## What you need to do
Copy all the material that follows, keeping every character the same.

## Stored entries
################
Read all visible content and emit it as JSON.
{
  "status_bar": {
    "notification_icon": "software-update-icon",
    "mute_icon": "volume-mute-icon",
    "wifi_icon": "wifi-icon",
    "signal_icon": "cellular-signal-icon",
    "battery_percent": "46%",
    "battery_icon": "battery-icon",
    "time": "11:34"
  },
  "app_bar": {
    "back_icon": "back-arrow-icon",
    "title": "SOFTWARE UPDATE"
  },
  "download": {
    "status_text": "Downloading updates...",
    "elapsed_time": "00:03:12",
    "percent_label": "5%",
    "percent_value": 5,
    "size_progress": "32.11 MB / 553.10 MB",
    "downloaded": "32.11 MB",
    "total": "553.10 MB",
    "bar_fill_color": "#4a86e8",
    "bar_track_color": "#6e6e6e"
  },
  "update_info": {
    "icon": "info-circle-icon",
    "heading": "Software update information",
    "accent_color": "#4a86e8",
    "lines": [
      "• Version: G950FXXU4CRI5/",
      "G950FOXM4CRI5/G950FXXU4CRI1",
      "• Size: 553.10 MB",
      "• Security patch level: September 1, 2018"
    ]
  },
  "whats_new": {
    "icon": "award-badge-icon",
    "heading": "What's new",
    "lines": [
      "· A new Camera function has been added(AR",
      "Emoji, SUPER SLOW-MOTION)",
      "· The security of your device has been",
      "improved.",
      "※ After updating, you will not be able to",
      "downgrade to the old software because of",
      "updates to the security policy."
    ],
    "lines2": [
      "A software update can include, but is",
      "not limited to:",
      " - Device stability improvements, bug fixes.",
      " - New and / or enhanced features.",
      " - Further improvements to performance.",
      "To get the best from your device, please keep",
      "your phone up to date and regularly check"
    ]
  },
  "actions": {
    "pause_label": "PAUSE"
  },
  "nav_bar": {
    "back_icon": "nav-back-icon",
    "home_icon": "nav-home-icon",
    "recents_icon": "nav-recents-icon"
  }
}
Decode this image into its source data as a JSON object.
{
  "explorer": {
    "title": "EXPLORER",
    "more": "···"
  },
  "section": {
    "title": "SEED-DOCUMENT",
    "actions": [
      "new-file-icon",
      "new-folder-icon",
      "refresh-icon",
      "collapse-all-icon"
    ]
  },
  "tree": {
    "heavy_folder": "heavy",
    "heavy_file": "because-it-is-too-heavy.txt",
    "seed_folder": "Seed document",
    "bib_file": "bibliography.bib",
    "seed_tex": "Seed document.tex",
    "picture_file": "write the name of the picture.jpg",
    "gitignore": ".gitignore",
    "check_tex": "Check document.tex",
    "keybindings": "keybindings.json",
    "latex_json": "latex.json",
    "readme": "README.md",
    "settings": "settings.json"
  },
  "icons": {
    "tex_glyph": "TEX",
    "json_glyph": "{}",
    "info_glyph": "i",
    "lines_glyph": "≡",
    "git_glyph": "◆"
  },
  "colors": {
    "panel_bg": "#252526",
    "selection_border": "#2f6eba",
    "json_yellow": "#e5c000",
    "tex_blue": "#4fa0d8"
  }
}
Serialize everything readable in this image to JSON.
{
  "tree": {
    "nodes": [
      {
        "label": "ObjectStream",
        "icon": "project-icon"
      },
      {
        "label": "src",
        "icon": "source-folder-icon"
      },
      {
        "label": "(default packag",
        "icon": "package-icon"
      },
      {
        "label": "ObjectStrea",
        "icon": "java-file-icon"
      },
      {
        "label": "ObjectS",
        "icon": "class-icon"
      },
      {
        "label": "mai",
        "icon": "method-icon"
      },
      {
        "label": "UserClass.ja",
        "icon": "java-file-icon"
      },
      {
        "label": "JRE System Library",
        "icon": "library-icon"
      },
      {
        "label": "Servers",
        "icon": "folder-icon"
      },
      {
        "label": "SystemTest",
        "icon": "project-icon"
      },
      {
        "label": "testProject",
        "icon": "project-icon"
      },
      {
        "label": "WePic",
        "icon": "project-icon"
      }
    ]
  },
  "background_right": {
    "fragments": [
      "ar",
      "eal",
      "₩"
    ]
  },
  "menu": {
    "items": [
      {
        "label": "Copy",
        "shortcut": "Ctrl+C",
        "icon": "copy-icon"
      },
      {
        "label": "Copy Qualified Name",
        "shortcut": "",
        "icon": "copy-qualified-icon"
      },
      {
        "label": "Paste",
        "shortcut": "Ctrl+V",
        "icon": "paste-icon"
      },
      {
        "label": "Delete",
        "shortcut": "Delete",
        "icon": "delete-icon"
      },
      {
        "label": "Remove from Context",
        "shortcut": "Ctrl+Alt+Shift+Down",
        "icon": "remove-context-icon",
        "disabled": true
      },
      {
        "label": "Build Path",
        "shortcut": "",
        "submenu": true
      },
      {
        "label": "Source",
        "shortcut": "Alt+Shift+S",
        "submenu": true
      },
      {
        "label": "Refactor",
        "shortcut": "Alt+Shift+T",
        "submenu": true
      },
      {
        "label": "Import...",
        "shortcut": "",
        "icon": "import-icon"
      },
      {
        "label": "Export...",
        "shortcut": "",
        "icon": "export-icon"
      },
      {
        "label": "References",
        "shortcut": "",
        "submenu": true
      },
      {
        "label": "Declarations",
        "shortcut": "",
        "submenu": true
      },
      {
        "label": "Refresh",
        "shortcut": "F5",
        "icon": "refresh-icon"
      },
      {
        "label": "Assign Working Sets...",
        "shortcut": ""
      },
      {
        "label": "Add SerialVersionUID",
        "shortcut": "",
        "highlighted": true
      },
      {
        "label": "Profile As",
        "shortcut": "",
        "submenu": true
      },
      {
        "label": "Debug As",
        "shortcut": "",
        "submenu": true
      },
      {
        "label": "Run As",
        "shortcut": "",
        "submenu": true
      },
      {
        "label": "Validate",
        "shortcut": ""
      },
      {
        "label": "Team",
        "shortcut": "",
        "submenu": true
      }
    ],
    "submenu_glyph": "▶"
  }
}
################
## Final answer
Read all visible content and emit it as JSON.
{
  "status_bar": {
    "notification_icon": "software-update-icon",
    "mute_icon": "volume-mute-icon",
    "wifi_icon": "wifi-icon",
    "signal_icon": "cellular-signal-icon",
    "battery_percent": "46%",
    "battery_icon": "battery-icon",
    "time": "11:34"
  },
  "app_bar": {
    "back_icon": "back-arrow-icon",
    "title": "SOFTWARE UPDATE"
  },
  "download": {
    "status_text": "Downloading updates...",
    "elapsed_time": "00:03:12",
    "percent_label": "5%",
    "percent_value": 5,
    "size_progress": "32.11 MB / 553.10 MB",
    "downloaded": "32.11 MB",
    "total": "553.10 MB",
    "bar_fill_color": "#4a86e8",
    "bar_track_color": "#6e6e6e"
  },
  "update_info": {
    "icon": "info-circle-icon",
    "heading": "Software update information",
    "accent_color": "#4a86e8",
    "lines": [
      "• Version: G950FXXU4CRI5/",
      "G950FOXM4CRI5/G950FXXU4CRI1",
      "• Size: 553.10 MB",
      "• Security patch level: September 1, 2018"
    ]
  },
  "whats_new": {
    "icon": "award-badge-icon",
    "heading": "What's new",
    "lines": [
      "· A new Camera function has been added(AR",
      "Emoji, SUPER SLOW-MOTION)",
      "· The security of your device has been",
      "improved.",
      "※ After updating, you will not be able to",
      "downgrade to the old software because of",
      "updates to the security policy."
    ],
    "lines2": [
      "A software update can include, but is",
      "not limited to:",
      " - Device stability improvements, bug fixes.",
      " - New and / or enhanced features.",
      " - Further improvements to performance.",
      "To get the best from your device, please keep",
      "your phone up to date and regularly check"
    ]
  },
  "actions": {
    "pause_label": "PAUSE"
  },
  "nav_bar": {
    "back_icon": "nav-back-icon",
    "home_icon": "nav-home-icon",
    "recents_icon": "nav-recents-icon"
  }
}
Decode this image into its source data as a JSON object.
{
  "explorer": {
    "title": "EXPLORER",
    "more": "···"
  },
  "section": {
    "title": "SEED-DOCUMENT",
    "actions": [
      "new-file-icon",
      "new-folder-icon",
      "refresh-icon",
      "collapse-all-icon"
    ]
  },
  "tree": {
    "heavy_folder": "heavy",
    "heavy_file": "because-it-is-too-heavy.txt",
    "seed_folder": "Seed document",
    "bib_file": "bibliography.bib",
    "seed_tex": "Seed document.tex",
    "picture_file": "write the name of the picture.jpg",
    "gitignore": ".gitignore",
    "check_tex": "Check document.tex",
    "keybindings": "keybindings.json",
    "latex_json": "latex.json",
    "readme": "README.md",
    "settings": "settings.json"
  },
  "icons": {
    "tex_glyph": "TEX",
    "json_glyph": "{}",
    "info_glyph": "i",
    "lines_glyph": "≡",
    "git_glyph": "◆"
  },
  "colors": {
    "panel_bg": "#252526",
    "selection_border": "#2f6eba",
    "json_yellow": "#e5c000",
    "tex_blue": "#4fa0d8"
  }
}
Serialize everything readable in this image to JSON.
{
  "tree": {
    "nodes": [
      {
        "label": "ObjectStream",
        "icon": "project-icon"
      },
      {
        "label": "src",
        "icon": "source-folder-icon"
      },
      {
        "label": "(default packag",
        "icon": "package-icon"
      },
      {
        "label": "ObjectStrea",
        "icon": "java-file-icon"
      },
      {
        "label": "ObjectS",
        "icon": "class-icon"
      },
      {
        "label": "mai",
        "icon": "method-icon"
      },
      {
        "label": "UserClass.ja",
        "icon": "java-file-icon"
      },
      {
        "label": "JRE System Library",
        "icon": "library-icon"
      },
      {
        "label": "Servers",
        "icon": "folder-icon"
      },
      {
        "label": "SystemTest",
        "icon": "project-icon"
      },
      {
        "label": "testProject",
        "icon": "project-icon"
      },
      {
        "label": "WePic",
        "icon": "project-icon"
      }
    ]
  },
  "background_right": {
    "fragments": [
      "ar",
      "eal",
      "₩"
    ]
  },
  "menu": {
    "items": [
      {
        "label": "Copy",
        "shortcut": "Ctrl+C",
        "icon": "copy-icon"
      },
      {
        "label": "Copy Qualified Name",
        "shortcut": "",
        "icon": "copy-qualified-icon"
      },
      {
        "label": "Paste",
        "shortcut": "Ctrl+V",
        "icon": "paste-icon"
      },
      {
        "label": "Delete",
        "shortcut": "Delete",
        "icon": "delete-icon"
      },
      {
        "label": "Remove from Context",
        "shortcut": "Ctrl+Alt+Shift+Down",
        "icon": "remove-context-icon",
        "disabled": true
      },
      {
        "label": "Build Path",
        "shortcut": "",
        "submenu": true
      },
      {
        "label": "Source",
        "shortcut": "Alt+Shift+S",
        "submenu": true
      },
      {
        "label": "Refactor",
        "shortcut": "Alt+Shift+T",
        "submenu": true
      },
      {
        "label": "Import...",
        "shortcut": "",
        "icon": "import-icon"
      },
      {
        "label": "Export...",
        "shortcut": "",
        "icon": "export-icon"
      },
      {
        "label": "References",
        "shortcut": "",
        "submenu": true
      },
      {
        "label": "Declarations",
        "shortcut": "",
        "submenu": true
      },
      {
        "label": "Refresh",
        "shortcut": "F5",
        "icon": "refresh-icon"
      },
      {
        "label": "Assign Working Sets...",
        "shortcut": ""
      },
      {
        "label": "Add SerialVersionUID",
        "shortcut": "",
        "highlighted": true
      },
      {
        "label": "Profile As",
        "shortcut": "",
        "submenu": true
      },
      {
        "label": "Debug As",
        "shortcut": "",
        "submenu": true
      },
      {
        "label": "Run As",
        "shortcut": "",
        "submenu": true
      },
      {
        "label": "Validate",
        "shortcut": ""
      },
      {
        "label": "Team",
        "shortcut": "",
        "submenu": true
      }
    ],
    "submenu_glyph": "▶"
  }
}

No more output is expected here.